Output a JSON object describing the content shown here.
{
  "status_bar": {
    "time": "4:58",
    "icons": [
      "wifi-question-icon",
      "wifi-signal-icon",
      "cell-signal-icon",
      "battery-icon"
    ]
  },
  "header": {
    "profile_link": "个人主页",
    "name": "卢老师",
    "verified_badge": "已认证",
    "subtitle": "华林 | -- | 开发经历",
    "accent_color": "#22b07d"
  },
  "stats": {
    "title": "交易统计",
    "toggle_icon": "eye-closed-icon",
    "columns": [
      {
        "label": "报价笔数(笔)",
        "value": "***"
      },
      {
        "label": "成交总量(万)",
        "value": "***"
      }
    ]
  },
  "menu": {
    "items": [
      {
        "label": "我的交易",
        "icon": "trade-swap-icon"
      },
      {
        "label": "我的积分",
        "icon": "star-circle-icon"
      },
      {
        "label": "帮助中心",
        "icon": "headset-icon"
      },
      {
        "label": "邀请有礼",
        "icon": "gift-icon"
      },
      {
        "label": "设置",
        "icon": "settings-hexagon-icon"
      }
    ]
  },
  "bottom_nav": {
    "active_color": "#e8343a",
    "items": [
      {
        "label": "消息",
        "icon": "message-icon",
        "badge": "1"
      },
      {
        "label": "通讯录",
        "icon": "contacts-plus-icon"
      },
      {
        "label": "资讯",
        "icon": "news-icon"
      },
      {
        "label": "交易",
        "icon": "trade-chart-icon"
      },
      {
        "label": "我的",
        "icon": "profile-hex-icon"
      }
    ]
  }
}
━━━━
> [Written request]:
Where a line contains the string "label", extract that line.

> [Output of the task]:
        "label": "报价笔数(笔)",
        "label": "成交总量(万)",
        "label": "我的交易",
        "label": "我的积分",
        "label": "帮助中心",
        "label": "邀请有礼",
        "label": "设置",
        "label": "消息",
        "label": "通讯录",
        "label": "资讯",
        "label": "交易",
        "label": "我的",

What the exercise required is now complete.